Scan the records for the word "important". Return each line where it is found.

▬▬▬▬▬▬

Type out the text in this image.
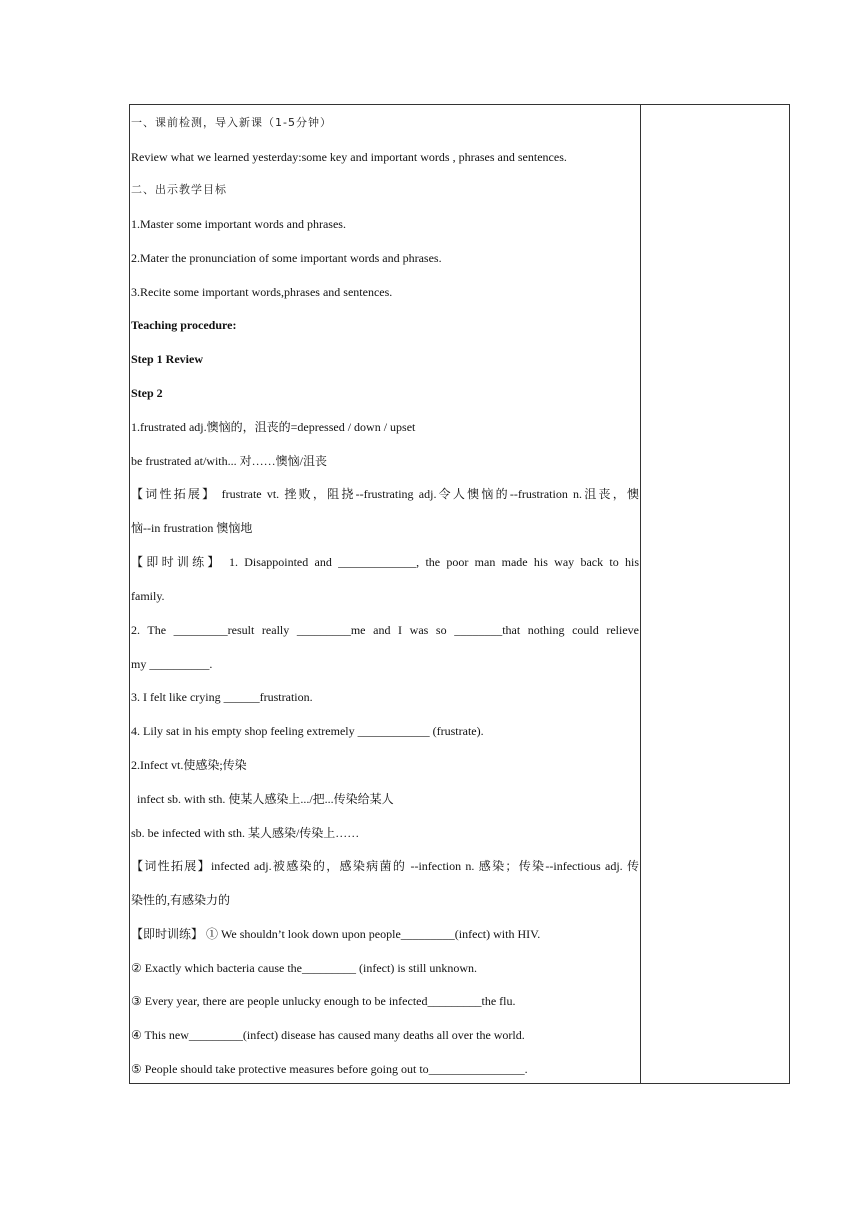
一、课前检测，导入新课（1-5分钟）
Review what we learned yesterday:some key and important words , phrases and sentences.
二、出示教学目标
1.Master some important words and phrases.
2.Mater the pronunciation of some important words and phrases.
3.Recite some important words,phrases and sentences.
Teaching procedure:
Step 1 Review
Step 2
1.frustrated adj.懊恼的，沮丧的=depressed / down / upset
be frustrated at/with... 对……懊恼/沮丧
【词性拓展】 frustrate vt. 挫败，阻挠--frustrating adj.令人懊恼的--frustration n.沮丧，懊
恼--in frustration 懊恼地
【即时训练】 1. Disappointed and _____________, the poor man made his way back to his
family.
2. The _________result really _________me and I was so ________that nothing could relieve
my __________.
3. I felt like crying ______frustration.
4. Lily sat in his empty shop feeling extremely ____________ (frustrate).
2.Infect vt.使感染;传染
infect sb. with sth. 使某人感染上.../把...传染给某人
sb. be infected with sth. 某人感染/传染上……
【词性拓展】infected adj.被感染的，感染病菌的 --infection n. 感染；传染--infectious adj. 传
染性的,有感染力的
【即时训练】 ① We shouldn’t look down upon people_________(infect) with HIV.
② Exactly which bacteria cause the_________ (infect) is still unknown.
③ Every year, there are people unlucky enough to be infected_________the flu.
④ This new_________(infect) disease has caused many deaths all over the world.
⑤ People should take protective measures before going out to________________.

▬▬▬▬▬▬

Reply to the exercise:
Review what we learned yesterday:some key and important words , phrases and sentences.
1.Master some important words and phrases.
2.Mater the pronunciation of some important words and phrases.
3.Recite some important words,phrases and sentences.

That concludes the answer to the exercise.